**Instructions to follow:** Transcribe every line exactly and omit anything that is a picture.

**Data to use:**
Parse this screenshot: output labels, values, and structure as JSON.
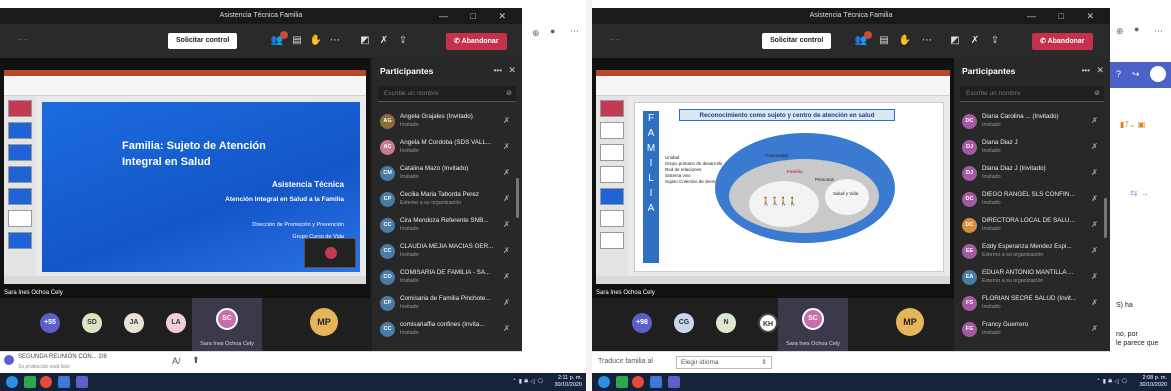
{
  "left": {
    "window_title": "Asistencia Técnica Familia",
    "window_controls": "—  □  ✕",
    "timer": "--:--",
    "request_control": "Solicitar control",
    "leave": "Abandonar",
    "participants": {
      "title": "Participantes",
      "search_placeholder": "Escribe un nombre",
      "items": [
        {
          "initials": "AG",
          "name": "Angela Grajales (Invitado)",
          "sub": "Invitado",
          "color": "#8a6d3b"
        },
        {
          "initials": "AC",
          "name": "Angela M Cordoba (SDS VALL...",
          "sub": "Invitado",
          "color": "#c67a8c"
        },
        {
          "initials": "CM",
          "name": "Catalina Mazo (Invitado)",
          "sub": "Invitado",
          "color": "#4a7aa8"
        },
        {
          "initials": "CP",
          "name": "Cecilia Maria Taborda Perez",
          "sub": "Externo a su organización",
          "color": "#4a7aa8"
        },
        {
          "initials": "CC",
          "name": "Cira Mendoza Referente SNB...",
          "sub": "Invitado",
          "color": "#4a7aa8"
        },
        {
          "initials": "CC",
          "name": "CLAUDIA MEJIA MACIAS GER...",
          "sub": "Invitado",
          "color": "#4a7aa8"
        },
        {
          "initials": "CO",
          "name": "COMISARIA DE FAMILIA - SA...",
          "sub": "Invitado",
          "color": "#4a7aa8"
        },
        {
          "initials": "CP",
          "name": "Comisaria de Familia Pinchote...",
          "sub": "Invitado",
          "color": "#4a7aa8"
        },
        {
          "initials": "CC",
          "name": "comisariaffia confines (Invita...",
          "sub": "Invitado",
          "color": "#4a7aa8"
        }
      ]
    },
    "slide": {
      "title_line1": "Familia: Sujeto de Atención",
      "title_line2": "Integral en Salud",
      "sub1": "Asistencia Técnica",
      "sub2": "Atención Integral en Salud a la Familia",
      "sub3": "Dirección de Promoción y Prevención",
      "sub4": "Grupo Curso de Vida"
    },
    "presenter": "Sara Ines Ochoa Cely",
    "avatars": [
      {
        "label": "+55",
        "bg": "#5b5fc7",
        "fg": "#ffffff"
      },
      {
        "label": "SD",
        "bg": "#d9e6c6",
        "fg": "#333333"
      },
      {
        "label": "JA",
        "bg": "#e9e2d5",
        "fg": "#333333"
      },
      {
        "label": "LA",
        "bg": "#f0cfd6",
        "fg": "#333333"
      }
    ],
    "main_avatar": "SC",
    "main_avatar_label": "Sara Ines Ochoa Cely",
    "big_avatar": "MP",
    "chat_title": "SEGUNDA REUNIÓN CON...  2/8",
    "chat_note": "Su protección está listo",
    "clock_time": "2:11 p. m.",
    "clock_date": "30/10/2020"
  },
  "right": {
    "window_title": "Asistencia Técnica Familia",
    "window_controls": "—  □  ✕",
    "timer": "--:--",
    "request_control": "Solicitar control",
    "leave": "Abandonar",
    "participants": {
      "title": "Participantes",
      "search_placeholder": "Escribe un nombre",
      "items": [
        {
          "initials": "DC",
          "name": "Diana Carolina ... (Invitado)",
          "sub": "Invitado",
          "color": "#a45aa0"
        },
        {
          "initials": "DJ",
          "name": "Diana Diaz J",
          "sub": "Invitado",
          "color": "#a45aa0"
        },
        {
          "initials": "DJ",
          "name": "Diana Diaz J (Invitado)",
          "sub": "Invitado",
          "color": "#a45aa0"
        },
        {
          "initials": "DC",
          "name": "DIEGO RANGEL SLS CONFINE...",
          "sub": "Invitado",
          "color": "#a45aa0"
        },
        {
          "initials": "DC",
          "name": "DIRECTORA LOCAL DE SALUD...",
          "sub": "Invitado",
          "color": "#d98a3a"
        },
        {
          "initials": "EE",
          "name": "Eddy Esperanza Mendez Espi...",
          "sub": "Externo a su organización",
          "color": "#a45aa0"
        },
        {
          "initials": "EA",
          "name": "EDUAR ANTONIO MANTILLA ...",
          "sub": "Externo a su organización",
          "color": "#4a7aa8"
        },
        {
          "initials": "FS",
          "name": "FLORIAN SECRE SALUD (Invit...",
          "sub": "Invitado",
          "color": "#a45aa0"
        },
        {
          "initials": "FG",
          "name": "Francy Guerrero",
          "sub": "Invitado",
          "color": "#a45aa0"
        }
      ]
    },
    "slide": {
      "title": "Reconocimiento como sujeto y centro de atención en salud",
      "side_letters": [
        "F",
        "A",
        "M",
        "I",
        "L",
        "I",
        "A"
      ],
      "bullets": [
        "Unidad",
        "Grupo primario de desarrollo",
        "Red de relaciones",
        "Sistema vivo",
        "Sujeto Colectivo de derechos"
      ],
      "ellipse_label1": "Comunidad",
      "ellipse_label2": "Familia",
      "ellipse_label3": "Personas",
      "ellipse_label4": "Salud y Vida"
    },
    "presenter": "Sara Ines Ochoa Cely",
    "avatars": [
      {
        "label": "+98",
        "bg": "#5b5fc7",
        "fg": "#ffffff"
      },
      {
        "label": "CG",
        "bg": "#c9d6ec",
        "fg": "#333333"
      },
      {
        "label": "N",
        "bg": "#dbe8cf",
        "fg": "#333333"
      },
      {
        "label": "KH",
        "bg": "#ffffff",
        "fg": "#333333"
      }
    ],
    "main_avatar": "SC",
    "main_avatar_label": "Sara Ines Ochoa Cely",
    "big_avatar": "MP",
    "translate_label": "Traducir familia al",
    "translate_select": "Elegir idioma",
    "edge_text1": "S) ha",
    "edge_text2": "no, por",
    "edge_text3": "le parece que",
    "clock_time": "2:08 p. m.",
    "clock_date": "30/10/2020"
  }
}
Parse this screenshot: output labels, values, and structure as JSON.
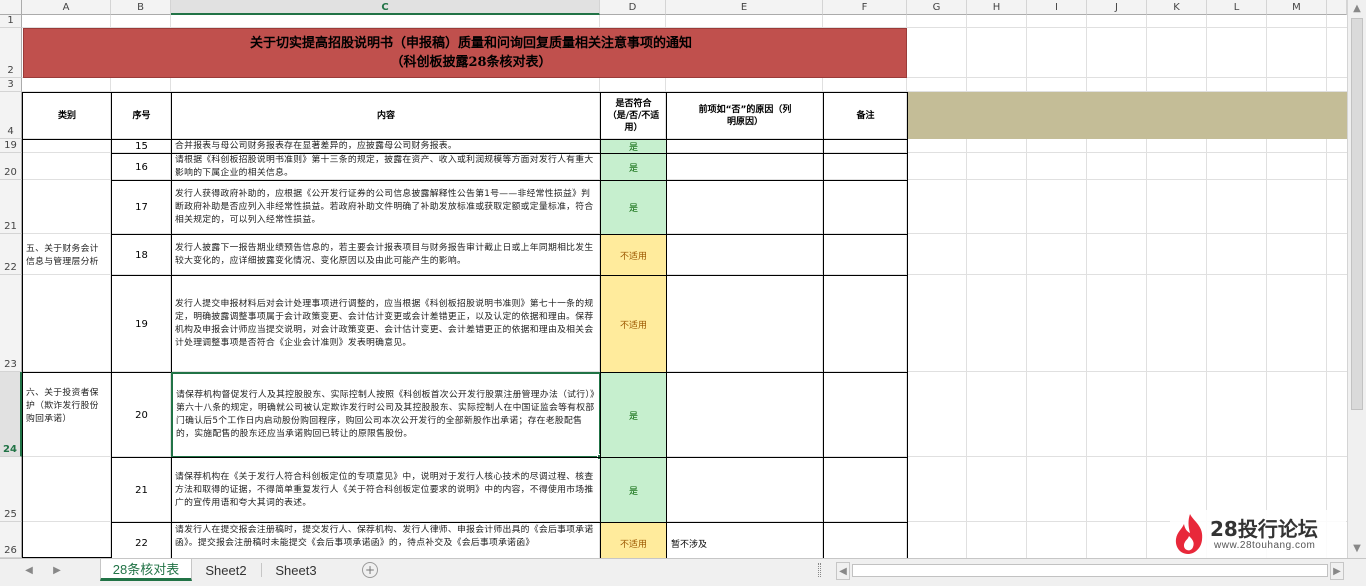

**Answer to the task:**
Parse this screenshot: output labels, values, and structure as JSON.
{
  "left": {
    "window_title": "Asistencia Técnica Familia",
    "window_controls": "—  □  ✕",
    "timer": "--:--",
    "request_control": "Solicitar control",
    "leave": "Abandonar",
    "participants": {
      "title": "Participantes",
      "search_placeholder": "Escribe un nombre",
      "items": [
        {
          "initials": "AG",
          "name": "Angela Grajales (Invitado)",
          "sub": "Invitado",
          "color": "#8a6d3b"
        },
        {
          "initials": "AC",
          "name": "Angela M Cordoba (SDS VALL...",
          "sub": "Invitado",
          "color": "#c67a8c"
        },
        {
          "initials": "CM",
          "name": "Catalina Mazo (Invitado)",
          "sub": "Invitado",
          "color": "#4a7aa8"
        },
        {
          "initials": "CP",
          "name": "Cecilia Maria Taborda Perez",
          "sub": "Externo a su organización",
          "color": "#4a7aa8"
        },
        {
          "initials": "CC",
          "name": "Cira Mendoza Referente SNB...",
          "sub": "Invitado",
          "color": "#4a7aa8"
        },
        {
          "initials": "CC",
          "name": "CLAUDIA MEJIA MACIAS GER...",
          "sub": "Invitado",
          "color": "#4a7aa8"
        },
        {
          "initials": "CO",
          "name": "COMISARIA DE FAMILIA - SA...",
          "sub": "Invitado",
          "color": "#4a7aa8"
        },
        {
          "initials": "CP",
          "name": "Comisaria de Familia Pinchote...",
          "sub": "Invitado",
          "color": "#4a7aa8"
        },
        {
          "initials": "CC",
          "name": "comisariaffia confines (Invita...",
          "sub": "Invitado",
          "color": "#4a7aa8"
        }
      ]
    },
    "slide": {
      "title_line1": "Familia: Sujeto de Atención",
      "title_line2": "Integral en Salud",
      "sub1": "Asistencia Técnica",
      "sub2": "Atención Integral en Salud a la Familia",
      "sub3": "Dirección de Promoción y Prevención",
      "sub4": "Grupo Curso de Vida"
    },
    "presenter": "Sara Ines Ochoa Cely",
    "avatars": [
      {
        "label": "+55",
        "bg": "#5b5fc7",
        "fg": "#ffffff"
      },
      {
        "label": "SD",
        "bg": "#d9e6c6",
        "fg": "#333333"
      },
      {
        "label": "JA",
        "bg": "#e9e2d5",
        "fg": "#333333"
      },
      {
        "label": "LA",
        "bg": "#f0cfd6",
        "fg": "#333333"
      }
    ],
    "main_avatar": "SC",
    "main_avatar_label": "Sara Ines Ochoa Cely",
    "big_avatar": "MP",
    "chat_title": "SEGUNDA REUNIÓN CON...  2/8",
    "chat_note": "Su protección está listo",
    "clock_time": "2:11 p. m.",
    "clock_date": "30/10/2020"
  },
  "right": {
    "window_title": "Asistencia Técnica Familia",
    "window_controls": "—  □  ✕",
    "timer": "--:--",
    "request_control": "Solicitar control",
    "leave": "Abandonar",
    "participants": {
      "title": "Participantes",
      "search_placeholder": "Escribe un nombre",
      "items": [
        {
          "initials": "DC",
          "name": "Diana Carolina ... (Invitado)",
          "sub": "Invitado",
          "color": "#a45aa0"
        },
        {
          "initials": "DJ",
          "name": "Diana Diaz J",
          "sub": "Invitado",
          "color": "#a45aa0"
        },
        {
          "initials": "DJ",
          "name": "Diana Diaz J (Invitado)",
          "sub": "Invitado",
          "color": "#a45aa0"
        },
        {
          "initials": "DC",
          "name": "DIEGO RANGEL SLS CONFINE...",
          "sub": "Invitado",
          "color": "#a45aa0"
        },
        {
          "initials": "DC",
          "name": "DIRECTORA LOCAL DE SALUD...",
          "sub": "Invitado",
          "color": "#d98a3a"
        },
        {
          "initials": "EE",
          "name": "Eddy Esperanza Mendez Espi...",
          "sub": "Externo a su organización",
          "color": "#a45aa0"
        },
        {
          "initials": "EA",
          "name": "EDUAR ANTONIO MANTILLA ...",
          "sub": "Externo a su organización",
          "color": "#4a7aa8"
        },
        {
          "initials": "FS",
          "name": "FLORIAN SECRE SALUD (Invit...",
          "sub": "Invitado",
          "color": "#a45aa0"
        },
        {
          "initials": "FG",
          "name": "Francy Guerrero",
          "sub": "Invitado",
          "color": "#a45aa0"
        }
      ]
    },
    "slide": {
      "title": "Reconocimiento como sujeto y centro de atención en salud",
      "side_letters": [
        "F",
        "A",
        "M",
        "I",
        "L",
        "I",
        "A"
      ],
      "bullets": [
        "Unidad",
        "Grupo primario de desarrollo",
        "Red de relaciones",
        "Sistema vivo",
        "Sujeto Colectivo de derechos"
      ],
      "ellipse_label1": "Comunidad",
      "ellipse_label2": "Familia",
      "ellipse_label3": "Personas",
      "ellipse_label4": "Salud y Vida"
    },
    "presenter": "Sara Ines Ochoa Cely",
    "avatars": [
      {
        "label": "+98",
        "bg": "#5b5fc7",
        "fg": "#ffffff"
      },
      {
        "label": "CG",
        "bg": "#c9d6ec",
        "fg": "#333333"
      },
      {
        "label": "N",
        "bg": "#dbe8cf",
        "fg": "#333333"
      },
      {
        "label": "KH",
        "bg": "#ffffff",
        "fg": "#333333"
      }
    ],
    "main_avatar": "SC",
    "main_avatar_label": "Sara Ines Ochoa Cely",
    "big_avatar": "MP",
    "translate_label": "Traducir familia al",
    "translate_select": "Elegir idioma",
    "edge_text1": "S) ha",
    "edge_text2": "no, por",
    "edge_text3": "le parece que",
    "clock_time": "2:08 p. m.",
    "clock_date": "30/10/2020"
  }
}
Parse this screenshot: output labels, values, and structure as JSON.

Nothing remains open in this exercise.